**What you need to do**
Reproduce the listing below in full and without alteration, apart from its pictures.

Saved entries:

◇ ◇ ◇ ◇

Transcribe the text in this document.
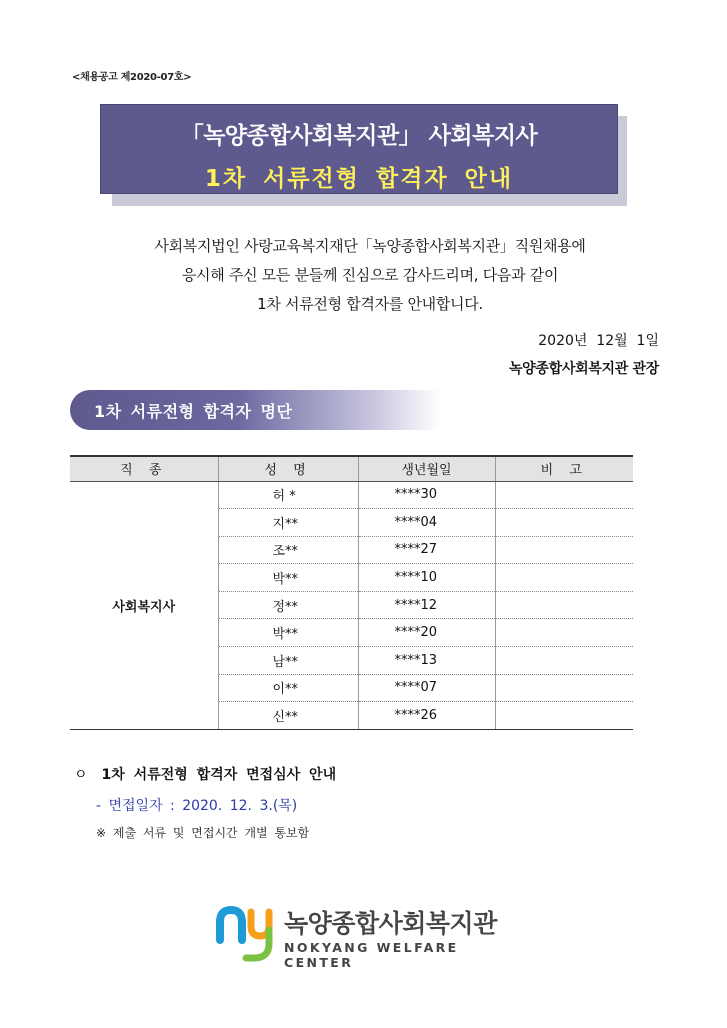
<채용공고 제2020-07호>
「녹양종합사회복지관」 사회복지사
1차 서류전형 합격자 안내
사회복지법인 사랑교육복지재단「녹양종합사회복지관」직원채용에
응시해 주신 모든 분들께 진심으로 감사드리며, 다음과 같이
1차 서류전형 합격자를 안내합니다.
2020년  12월  1일
녹양종합사회복지관 관장
1차 서류전형 합격자 명단
직 종	성 명	생년월일	비 고
사회복지사	허 *	****30	
	지**	****04	
	조**	****27	
	박**	****10	
	정**	****12	
	박**	****20	
	남**	****13	
	이**	****07	
	신**	****26	
ㅇ 1차 서류전형 합격자 면접심사 안내
- 면접일자 : 2020. 12. 3.(목)
※ 제출 서류 및 면접시간 개별 통보함
녹양종합사회복지관
NOKYANG WELFARE CENTER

◇ ◇ ◇ ◇

**Solution below**
Transcribe the text in this document.
<채용공고 제2020-07호>
「녹양종합사회복지관」 사회복지사
1차 서류전형 합격자 안내
사회복지법인 사랑교육복지재단「녹양종합사회복지관」직원채용에
응시해 주신 모든 분들께 진심으로 감사드리며, 다음과 같이
1차 서류전형 합격자를 안내합니다.
2020년  12월  1일
녹양종합사회복지관 관장
1차 서류전형 합격자 명단
직 종	성 명	생년월일	비 고
사회복지사	허 *	****30	
	지**	****04	
	조**	****27	
	박**	****10	
	정**	****12	
	박**	****20	
	남**	****13	
	이**	****07	
	신**	****26	
ㅇ 1차 서류전형 합격자 면접심사 안내
- 면접일자 : 2020. 12. 3.(목)
※ 제출 서류 및 면접시간 개별 통보함
녹양종합사회복지관
NOKYANG WELFARE CENTER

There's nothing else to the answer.